Stored data
%%

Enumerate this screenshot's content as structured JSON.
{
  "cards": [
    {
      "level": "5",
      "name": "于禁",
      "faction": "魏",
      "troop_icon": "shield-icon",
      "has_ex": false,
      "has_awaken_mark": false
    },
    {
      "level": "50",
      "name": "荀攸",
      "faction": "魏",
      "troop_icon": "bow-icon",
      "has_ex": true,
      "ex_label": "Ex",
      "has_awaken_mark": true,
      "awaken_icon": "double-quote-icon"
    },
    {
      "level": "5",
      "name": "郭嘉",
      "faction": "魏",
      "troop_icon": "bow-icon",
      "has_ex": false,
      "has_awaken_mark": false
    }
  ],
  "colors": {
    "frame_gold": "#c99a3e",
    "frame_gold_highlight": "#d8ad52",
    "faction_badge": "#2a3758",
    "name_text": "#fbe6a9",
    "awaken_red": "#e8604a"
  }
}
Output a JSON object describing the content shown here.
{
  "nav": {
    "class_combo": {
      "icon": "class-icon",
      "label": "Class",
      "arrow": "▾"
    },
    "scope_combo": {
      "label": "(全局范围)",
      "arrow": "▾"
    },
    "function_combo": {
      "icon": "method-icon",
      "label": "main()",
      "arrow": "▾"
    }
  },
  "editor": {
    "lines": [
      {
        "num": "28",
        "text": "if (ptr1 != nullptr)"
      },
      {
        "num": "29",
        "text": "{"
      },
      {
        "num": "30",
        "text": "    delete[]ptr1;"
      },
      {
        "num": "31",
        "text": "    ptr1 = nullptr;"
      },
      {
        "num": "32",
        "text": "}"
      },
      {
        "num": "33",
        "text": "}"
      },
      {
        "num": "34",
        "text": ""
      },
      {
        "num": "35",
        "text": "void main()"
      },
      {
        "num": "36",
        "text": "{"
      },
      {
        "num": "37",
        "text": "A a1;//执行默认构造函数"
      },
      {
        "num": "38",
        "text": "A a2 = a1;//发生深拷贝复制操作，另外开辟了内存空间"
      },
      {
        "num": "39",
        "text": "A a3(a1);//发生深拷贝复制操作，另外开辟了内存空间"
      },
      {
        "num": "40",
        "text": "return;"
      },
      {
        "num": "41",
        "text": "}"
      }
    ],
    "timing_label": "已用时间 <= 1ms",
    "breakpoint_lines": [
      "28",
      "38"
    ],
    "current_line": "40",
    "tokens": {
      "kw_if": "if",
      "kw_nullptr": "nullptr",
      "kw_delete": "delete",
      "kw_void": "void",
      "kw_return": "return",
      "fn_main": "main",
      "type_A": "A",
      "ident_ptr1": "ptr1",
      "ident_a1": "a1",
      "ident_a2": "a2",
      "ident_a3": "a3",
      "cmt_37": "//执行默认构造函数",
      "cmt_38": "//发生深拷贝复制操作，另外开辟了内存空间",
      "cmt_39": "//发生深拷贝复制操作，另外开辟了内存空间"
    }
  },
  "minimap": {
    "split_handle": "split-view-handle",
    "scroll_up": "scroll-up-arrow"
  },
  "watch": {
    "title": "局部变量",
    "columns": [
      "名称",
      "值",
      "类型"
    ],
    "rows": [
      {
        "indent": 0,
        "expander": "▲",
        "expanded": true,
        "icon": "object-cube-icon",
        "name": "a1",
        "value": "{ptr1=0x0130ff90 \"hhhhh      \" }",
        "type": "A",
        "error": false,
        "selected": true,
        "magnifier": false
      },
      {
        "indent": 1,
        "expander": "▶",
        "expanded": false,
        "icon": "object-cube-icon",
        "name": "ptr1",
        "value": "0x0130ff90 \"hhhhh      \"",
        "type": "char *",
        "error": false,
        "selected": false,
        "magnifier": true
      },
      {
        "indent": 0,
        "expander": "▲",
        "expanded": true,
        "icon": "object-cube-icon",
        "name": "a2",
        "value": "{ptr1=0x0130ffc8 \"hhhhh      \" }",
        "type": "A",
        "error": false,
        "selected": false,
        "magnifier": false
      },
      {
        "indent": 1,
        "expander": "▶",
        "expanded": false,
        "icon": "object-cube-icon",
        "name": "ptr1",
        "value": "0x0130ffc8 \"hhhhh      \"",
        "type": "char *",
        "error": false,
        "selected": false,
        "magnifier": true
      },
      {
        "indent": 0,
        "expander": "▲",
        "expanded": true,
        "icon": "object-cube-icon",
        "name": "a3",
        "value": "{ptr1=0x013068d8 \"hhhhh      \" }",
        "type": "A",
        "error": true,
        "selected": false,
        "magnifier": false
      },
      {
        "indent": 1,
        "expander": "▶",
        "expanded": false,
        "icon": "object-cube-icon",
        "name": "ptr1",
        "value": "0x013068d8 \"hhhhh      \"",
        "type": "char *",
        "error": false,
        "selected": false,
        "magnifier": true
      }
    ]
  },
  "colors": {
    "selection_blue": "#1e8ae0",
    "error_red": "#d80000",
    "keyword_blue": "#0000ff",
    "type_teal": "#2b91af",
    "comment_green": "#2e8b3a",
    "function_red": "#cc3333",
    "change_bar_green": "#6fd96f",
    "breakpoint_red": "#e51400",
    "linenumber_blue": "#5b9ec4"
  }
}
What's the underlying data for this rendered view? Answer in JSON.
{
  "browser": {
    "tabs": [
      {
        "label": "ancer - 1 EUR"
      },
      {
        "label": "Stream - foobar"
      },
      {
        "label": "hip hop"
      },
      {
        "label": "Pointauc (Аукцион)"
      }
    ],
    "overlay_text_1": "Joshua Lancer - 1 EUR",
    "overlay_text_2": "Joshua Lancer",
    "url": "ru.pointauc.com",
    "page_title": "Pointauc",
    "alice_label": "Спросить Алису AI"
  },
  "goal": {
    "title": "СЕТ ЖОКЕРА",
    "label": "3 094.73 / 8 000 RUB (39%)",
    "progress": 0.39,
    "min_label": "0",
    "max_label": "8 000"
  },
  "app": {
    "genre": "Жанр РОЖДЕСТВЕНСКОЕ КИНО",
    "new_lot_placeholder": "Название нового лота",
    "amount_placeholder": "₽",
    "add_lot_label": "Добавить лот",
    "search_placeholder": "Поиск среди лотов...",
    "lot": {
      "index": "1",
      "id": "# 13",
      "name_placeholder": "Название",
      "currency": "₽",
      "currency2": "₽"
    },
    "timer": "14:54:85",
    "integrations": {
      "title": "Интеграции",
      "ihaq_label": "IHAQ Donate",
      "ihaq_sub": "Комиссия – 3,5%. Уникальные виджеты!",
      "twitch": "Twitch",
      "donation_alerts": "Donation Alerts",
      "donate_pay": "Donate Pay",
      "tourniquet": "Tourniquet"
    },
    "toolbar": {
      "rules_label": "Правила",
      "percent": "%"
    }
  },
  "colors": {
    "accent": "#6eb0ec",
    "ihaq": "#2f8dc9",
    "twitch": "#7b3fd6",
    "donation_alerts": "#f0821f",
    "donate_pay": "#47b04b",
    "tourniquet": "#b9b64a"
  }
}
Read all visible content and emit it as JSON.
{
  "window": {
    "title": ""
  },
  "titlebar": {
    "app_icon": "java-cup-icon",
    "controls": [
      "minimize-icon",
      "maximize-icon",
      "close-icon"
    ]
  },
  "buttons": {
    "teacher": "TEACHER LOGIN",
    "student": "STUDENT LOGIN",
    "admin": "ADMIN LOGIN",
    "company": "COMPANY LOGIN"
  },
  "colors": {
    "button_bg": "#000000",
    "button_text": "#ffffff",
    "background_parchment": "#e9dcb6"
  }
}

%%

#### [INSTRUCTION]
Copy out all of the data exactly, leaving nothing out.

#### [OUTPUT OF THE EXERCISE]
Enumerate this screenshot's content as structured JSON.
{
  "cards": [
    {
      "level": "5",
      "name": "于禁",
      "faction": "魏",
      "troop_icon": "shield-icon",
      "has_ex": false,
      "has_awaken_mark": false
    },
    {
      "level": "50",
      "name": "荀攸",
      "faction": "魏",
      "troop_icon": "bow-icon",
      "has_ex": true,
      "ex_label": "Ex",
      "has_awaken_mark": true,
      "awaken_icon": "double-quote-icon"
    },
    {
      "level": "5",
      "name": "郭嘉",
      "faction": "魏",
      "troop_icon": "bow-icon",
      "has_ex": false,
      "has_awaken_mark": false
    }
  ],
  "colors": {
    "frame_gold": "#c99a3e",
    "frame_gold_highlight": "#d8ad52",
    "faction_badge": "#2a3758",
    "name_text": "#fbe6a9",
    "awaken_red": "#e8604a"
  }
}
Output a JSON object describing the content shown here.
{
  "nav": {
    "class_combo": {
      "icon": "class-icon",
      "label": "Class",
      "arrow": "▾"
    },
    "scope_combo": {
      "label": "(全局范围)",
      "arrow": "▾"
    },
    "function_combo": {
      "icon": "method-icon",
      "label": "main()",
      "arrow": "▾"
    }
  },
  "editor": {
    "lines": [
      {
        "num": "28",
        "text": "if (ptr1 != nullptr)"
      },
      {
        "num": "29",
        "text": "{"
      },
      {
        "num": "30",
        "text": "    delete[]ptr1;"
      },
      {
        "num": "31",
        "text": "    ptr1 = nullptr;"
      },
      {
        "num": "32",
        "text": "}"
      },
      {
        "num": "33",
        "text": "}"
      },
      {
        "num": "34",
        "text": ""
      },
      {
        "num": "35",
        "text": "void main()"
      },
      {
        "num": "36",
        "text": "{"
      },
      {
        "num": "37",
        "text": "A a1;//执行默认构造函数"
      },
      {
        "num": "38",
        "text": "A a2 = a1;//发生深拷贝复制操作，另外开辟了内存空间"
      },
      {
        "num": "39",
        "text": "A a3(a1);//发生深拷贝复制操作，另外开辟了内存空间"
      },
      {
        "num": "40",
        "text": "return;"
      },
      {
        "num": "41",
        "text": "}"
      }
    ],
    "timing_label": "已用时间 <= 1ms",
    "breakpoint_lines": [
      "28",
      "38"
    ],
    "current_line": "40",
    "tokens": {
      "kw_if": "if",
      "kw_nullptr": "nullptr",
      "kw_delete": "delete",
      "kw_void": "void",
      "kw_return": "return",
      "fn_main": "main",
      "type_A": "A",
      "ident_ptr1": "ptr1",
      "ident_a1": "a1",
      "ident_a2": "a2",
      "ident_a3": "a3",
      "cmt_37": "//执行默认构造函数",
      "cmt_38": "//发生深拷贝复制操作，另外开辟了内存空间",
      "cmt_39": "//发生深拷贝复制操作，另外开辟了内存空间"
    }
  },
  "minimap": {
    "split_handle": "split-view-handle",
    "scroll_up": "scroll-up-arrow"
  },
  "watch": {
    "title": "局部变量",
    "columns": [
      "名称",
      "值",
      "类型"
    ],
    "rows": [
      {
        "indent": 0,
        "expander": "▲",
        "expanded": true,
        "icon": "object-cube-icon",
        "name": "a1",
        "value": "{ptr1=0x0130ff90 \"hhhhh      \" }",
        "type": "A",
        "error": false,
        "selected": true,
        "magnifier": false
      },
      {
        "indent": 1,
        "expander": "▶",
        "expanded": false,
        "icon": "object-cube-icon",
        "name": "ptr1",
        "value": "0x0130ff90 \"hhhhh      \"",
        "type": "char *",
        "error": false,
        "selected": false,
        "magnifier": true
      },
      {
        "indent": 0,
        "expander": "▲",
        "expanded": true,
        "icon": "object-cube-icon",
        "name": "a2",
        "value": "{ptr1=0x0130ffc8 \"hhhhh      \" }",
        "type": "A",
        "error": false,
        "selected": false,
        "magnifier": false
      },
      {
        "indent": 1,
        "expander": "▶",
        "expanded": false,
        "icon": "object-cube-icon",
        "name": "ptr1",
        "value": "0x0130ffc8 \"hhhhh      \"",
        "type": "char *",
        "error": false,
        "selected": false,
        "magnifier": true
      },
      {
        "indent": 0,
        "expander": "▲",
        "expanded": true,
        "icon": "object-cube-icon",
        "name": "a3",
        "value": "{ptr1=0x013068d8 \"hhhhh      \" }",
        "type": "A",
        "error": true,
        "selected": false,
        "magnifier": false
      },
      {
        "indent": 1,
        "expander": "▶",
        "expanded": false,
        "icon": "object-cube-icon",
        "name": "ptr1",
        "value": "0x013068d8 \"hhhhh      \"",
        "type": "char *",
        "error": false,
        "selected": false,
        "magnifier": true
      }
    ]
  },
  "colors": {
    "selection_blue": "#1e8ae0",
    "error_red": "#d80000",
    "keyword_blue": "#0000ff",
    "type_teal": "#2b91af",
    "comment_green": "#2e8b3a",
    "function_red": "#cc3333",
    "change_bar_green": "#6fd96f",
    "breakpoint_red": "#e51400",
    "linenumber_blue": "#5b9ec4"
  }
}
What's the underlying data for this rendered view? Answer in JSON.
{
  "browser": {
    "tabs": [
      {
        "label": "ancer - 1 EUR"
      },
      {
        "label": "Stream - foobar"
      },
      {
        "label": "hip hop"
      },
      {
        "label": "Pointauc (Аукцион)"
      }
    ],
    "overlay_text_1": "Joshua Lancer - 1 EUR",
    "overlay_text_2": "Joshua Lancer",
    "url": "ru.pointauc.com",
    "page_title": "Pointauc",
    "alice_label": "Спросить Алису AI"
  },
  "goal": {
    "title": "СЕТ ЖОКЕРА",
    "label": "3 094.73 / 8 000 RUB (39%)",
    "progress": 0.39,
    "min_label": "0",
    "max_label": "8 000"
  },
  "app": {
    "genre": "Жанр РОЖДЕСТВЕНСКОЕ КИНО",
    "new_lot_placeholder": "Название нового лота",
    "amount_placeholder": "₽",
    "add_lot_label": "Добавить лот",
    "search_placeholder": "Поиск среди лотов...",
    "lot": {
      "index": "1",
      "id": "# 13",
      "name_placeholder": "Название",
      "currency": "₽",
      "currency2": "₽"
    },
    "timer": "14:54:85",
    "integrations": {
      "title": "Интеграции",
      "ihaq_label": "IHAQ Donate",
      "ihaq_sub": "Комиссия – 3,5%. Уникальные виджеты!",
      "twitch": "Twitch",
      "donation_alerts": "Donation Alerts",
      "donate_pay": "Donate Pay",
      "tourniquet": "Tourniquet"
    },
    "toolbar": {
      "rules_label": "Правила",
      "percent": "%"
    }
  },
  "colors": {
    "accent": "#6eb0ec",
    "ihaq": "#2f8dc9",
    "twitch": "#7b3fd6",
    "donation_alerts": "#f0821f",
    "donate_pay": "#47b04b",
    "tourniquet": "#b9b64a"
  }
}
Read all visible content and emit it as JSON.
{
  "window": {
    "title": ""
  },
  "titlebar": {
    "app_icon": "java-cup-icon",
    "controls": [
      "minimize-icon",
      "maximize-icon",
      "close-icon"
    ]
  },
  "buttons": {
    "teacher": "TEACHER LOGIN",
    "student": "STUDENT LOGIN",
    "admin": "ADMIN LOGIN",
    "company": "COMPANY LOGIN"
  },
  "colors": {
    "button_bg": "#000000",
    "button_text": "#ffffff",
    "background_parchment": "#e9dcb6"
  }
}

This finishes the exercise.